--- Source records ---

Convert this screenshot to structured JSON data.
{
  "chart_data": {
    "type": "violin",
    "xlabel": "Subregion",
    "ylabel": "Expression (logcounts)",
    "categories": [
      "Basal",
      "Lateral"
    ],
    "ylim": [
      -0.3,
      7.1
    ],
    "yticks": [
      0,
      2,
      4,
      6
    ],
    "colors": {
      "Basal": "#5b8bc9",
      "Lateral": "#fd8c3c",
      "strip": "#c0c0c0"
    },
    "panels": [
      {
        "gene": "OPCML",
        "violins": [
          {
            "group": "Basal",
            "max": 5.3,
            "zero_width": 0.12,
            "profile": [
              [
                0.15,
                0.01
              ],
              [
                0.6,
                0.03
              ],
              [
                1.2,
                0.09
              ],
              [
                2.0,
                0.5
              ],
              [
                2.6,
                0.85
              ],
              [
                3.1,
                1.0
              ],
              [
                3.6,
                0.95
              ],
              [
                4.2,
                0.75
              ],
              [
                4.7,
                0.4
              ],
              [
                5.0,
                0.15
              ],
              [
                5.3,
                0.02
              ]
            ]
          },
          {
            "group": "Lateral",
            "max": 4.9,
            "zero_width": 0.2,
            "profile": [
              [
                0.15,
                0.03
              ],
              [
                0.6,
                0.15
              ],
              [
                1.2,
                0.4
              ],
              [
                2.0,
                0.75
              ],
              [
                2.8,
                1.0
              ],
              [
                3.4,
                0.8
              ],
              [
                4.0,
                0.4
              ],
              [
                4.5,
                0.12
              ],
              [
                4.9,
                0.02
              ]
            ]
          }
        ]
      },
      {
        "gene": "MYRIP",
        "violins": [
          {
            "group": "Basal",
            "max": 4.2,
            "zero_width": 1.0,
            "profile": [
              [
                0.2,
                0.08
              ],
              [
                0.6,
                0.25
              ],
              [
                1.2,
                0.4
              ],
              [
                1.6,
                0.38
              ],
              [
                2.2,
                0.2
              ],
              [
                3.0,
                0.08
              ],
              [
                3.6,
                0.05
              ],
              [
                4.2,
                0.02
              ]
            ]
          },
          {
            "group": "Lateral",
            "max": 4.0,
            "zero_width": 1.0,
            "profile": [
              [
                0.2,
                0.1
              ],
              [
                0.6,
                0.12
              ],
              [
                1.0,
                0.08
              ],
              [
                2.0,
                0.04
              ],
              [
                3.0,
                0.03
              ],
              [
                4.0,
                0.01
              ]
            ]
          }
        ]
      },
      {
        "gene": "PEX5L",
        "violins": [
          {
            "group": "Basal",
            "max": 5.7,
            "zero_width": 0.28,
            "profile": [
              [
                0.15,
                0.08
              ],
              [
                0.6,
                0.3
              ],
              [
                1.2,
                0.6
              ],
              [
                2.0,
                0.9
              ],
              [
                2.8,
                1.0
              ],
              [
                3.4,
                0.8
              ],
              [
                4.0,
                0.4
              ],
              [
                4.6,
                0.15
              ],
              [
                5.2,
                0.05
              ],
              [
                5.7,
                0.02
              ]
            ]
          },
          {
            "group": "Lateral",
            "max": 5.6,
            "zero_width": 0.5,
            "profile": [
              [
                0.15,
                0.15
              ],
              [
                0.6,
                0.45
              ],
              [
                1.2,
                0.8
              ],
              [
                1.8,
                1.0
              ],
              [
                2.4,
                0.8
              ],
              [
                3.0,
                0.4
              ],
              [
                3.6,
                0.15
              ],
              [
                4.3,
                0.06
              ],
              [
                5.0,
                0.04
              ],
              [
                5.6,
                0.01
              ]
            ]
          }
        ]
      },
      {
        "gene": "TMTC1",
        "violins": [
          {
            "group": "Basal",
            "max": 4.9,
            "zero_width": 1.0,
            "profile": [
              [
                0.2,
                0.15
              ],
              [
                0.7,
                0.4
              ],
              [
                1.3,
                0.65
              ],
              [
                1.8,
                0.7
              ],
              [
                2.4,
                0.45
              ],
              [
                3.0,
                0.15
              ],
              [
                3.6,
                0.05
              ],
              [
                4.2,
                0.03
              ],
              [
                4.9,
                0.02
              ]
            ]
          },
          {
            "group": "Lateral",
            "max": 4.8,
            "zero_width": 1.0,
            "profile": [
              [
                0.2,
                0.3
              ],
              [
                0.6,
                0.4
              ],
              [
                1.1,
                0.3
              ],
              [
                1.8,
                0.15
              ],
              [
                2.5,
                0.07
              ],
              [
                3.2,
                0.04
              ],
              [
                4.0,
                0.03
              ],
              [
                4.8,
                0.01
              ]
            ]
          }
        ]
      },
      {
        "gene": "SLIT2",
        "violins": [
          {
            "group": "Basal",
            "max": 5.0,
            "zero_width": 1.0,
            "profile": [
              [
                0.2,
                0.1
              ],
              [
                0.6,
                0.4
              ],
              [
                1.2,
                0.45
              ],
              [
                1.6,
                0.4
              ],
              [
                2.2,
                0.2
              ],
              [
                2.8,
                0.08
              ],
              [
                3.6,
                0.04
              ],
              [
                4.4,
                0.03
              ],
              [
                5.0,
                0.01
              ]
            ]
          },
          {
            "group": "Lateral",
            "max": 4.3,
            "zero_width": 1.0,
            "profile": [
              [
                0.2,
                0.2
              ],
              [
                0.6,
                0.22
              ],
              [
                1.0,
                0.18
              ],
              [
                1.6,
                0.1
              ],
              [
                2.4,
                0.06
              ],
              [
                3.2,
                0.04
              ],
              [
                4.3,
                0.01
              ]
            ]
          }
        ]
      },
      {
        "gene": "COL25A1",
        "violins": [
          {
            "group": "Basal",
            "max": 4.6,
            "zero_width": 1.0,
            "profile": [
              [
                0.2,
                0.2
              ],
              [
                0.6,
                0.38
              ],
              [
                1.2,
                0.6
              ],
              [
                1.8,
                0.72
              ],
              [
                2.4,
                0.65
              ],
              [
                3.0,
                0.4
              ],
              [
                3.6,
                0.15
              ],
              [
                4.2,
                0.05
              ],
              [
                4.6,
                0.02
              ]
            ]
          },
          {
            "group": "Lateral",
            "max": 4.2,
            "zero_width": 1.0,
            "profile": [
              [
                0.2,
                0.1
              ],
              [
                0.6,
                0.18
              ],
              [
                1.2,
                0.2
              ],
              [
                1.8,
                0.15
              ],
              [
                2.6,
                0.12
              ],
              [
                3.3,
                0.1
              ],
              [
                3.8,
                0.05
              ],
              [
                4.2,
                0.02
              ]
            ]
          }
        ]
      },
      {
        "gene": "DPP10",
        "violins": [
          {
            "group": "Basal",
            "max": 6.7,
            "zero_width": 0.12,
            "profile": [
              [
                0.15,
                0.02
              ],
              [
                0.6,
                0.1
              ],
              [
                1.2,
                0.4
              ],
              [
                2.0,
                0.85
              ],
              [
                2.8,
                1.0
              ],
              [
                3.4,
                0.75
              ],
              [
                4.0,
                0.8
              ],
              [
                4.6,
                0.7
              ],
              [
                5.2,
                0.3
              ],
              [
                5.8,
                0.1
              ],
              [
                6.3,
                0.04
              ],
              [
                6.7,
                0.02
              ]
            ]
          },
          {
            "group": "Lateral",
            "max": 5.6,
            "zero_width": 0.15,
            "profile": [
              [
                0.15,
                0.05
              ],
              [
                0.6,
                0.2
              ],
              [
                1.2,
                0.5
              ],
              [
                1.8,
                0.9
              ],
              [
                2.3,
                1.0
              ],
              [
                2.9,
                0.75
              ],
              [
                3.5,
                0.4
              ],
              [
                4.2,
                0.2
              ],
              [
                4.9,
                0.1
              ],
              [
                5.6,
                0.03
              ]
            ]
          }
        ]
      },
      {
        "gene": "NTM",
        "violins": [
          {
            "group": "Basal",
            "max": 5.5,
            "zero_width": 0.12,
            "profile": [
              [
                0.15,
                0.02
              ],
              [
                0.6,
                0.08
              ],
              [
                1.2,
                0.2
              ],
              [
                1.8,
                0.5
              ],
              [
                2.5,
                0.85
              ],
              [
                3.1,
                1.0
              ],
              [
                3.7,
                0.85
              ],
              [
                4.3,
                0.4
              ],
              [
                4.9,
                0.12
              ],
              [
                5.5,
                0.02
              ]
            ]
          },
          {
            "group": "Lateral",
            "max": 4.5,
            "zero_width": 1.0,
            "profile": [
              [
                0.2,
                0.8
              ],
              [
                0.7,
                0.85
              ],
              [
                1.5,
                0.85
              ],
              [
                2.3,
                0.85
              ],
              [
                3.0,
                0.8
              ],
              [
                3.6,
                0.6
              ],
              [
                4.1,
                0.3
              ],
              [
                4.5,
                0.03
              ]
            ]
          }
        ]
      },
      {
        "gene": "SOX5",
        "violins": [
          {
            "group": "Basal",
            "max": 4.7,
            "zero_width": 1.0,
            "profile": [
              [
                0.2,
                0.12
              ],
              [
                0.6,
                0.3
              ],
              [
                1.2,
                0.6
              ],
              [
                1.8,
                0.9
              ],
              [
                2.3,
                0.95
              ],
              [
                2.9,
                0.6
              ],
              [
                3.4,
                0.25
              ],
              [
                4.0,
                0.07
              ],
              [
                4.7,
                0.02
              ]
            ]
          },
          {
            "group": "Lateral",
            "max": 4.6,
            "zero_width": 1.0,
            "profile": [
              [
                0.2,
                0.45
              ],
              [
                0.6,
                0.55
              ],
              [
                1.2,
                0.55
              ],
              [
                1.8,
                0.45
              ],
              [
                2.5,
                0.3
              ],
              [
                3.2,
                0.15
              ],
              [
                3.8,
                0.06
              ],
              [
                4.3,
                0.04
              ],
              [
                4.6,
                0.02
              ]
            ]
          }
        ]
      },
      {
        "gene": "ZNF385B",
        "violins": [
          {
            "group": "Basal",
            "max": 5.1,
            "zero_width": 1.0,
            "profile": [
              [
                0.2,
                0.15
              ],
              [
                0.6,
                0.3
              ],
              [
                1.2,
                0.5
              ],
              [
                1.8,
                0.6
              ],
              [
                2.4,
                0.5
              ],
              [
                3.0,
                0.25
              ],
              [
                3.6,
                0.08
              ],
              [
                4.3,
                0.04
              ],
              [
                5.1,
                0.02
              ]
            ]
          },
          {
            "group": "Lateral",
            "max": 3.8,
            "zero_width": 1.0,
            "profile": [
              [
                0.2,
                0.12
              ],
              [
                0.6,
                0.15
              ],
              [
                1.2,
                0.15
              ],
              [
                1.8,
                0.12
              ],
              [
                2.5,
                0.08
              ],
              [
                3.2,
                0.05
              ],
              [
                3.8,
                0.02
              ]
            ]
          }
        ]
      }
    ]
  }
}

---

Problem statement -
Return only the count of lines in the records that hold the word "gene".

Exercise output -
10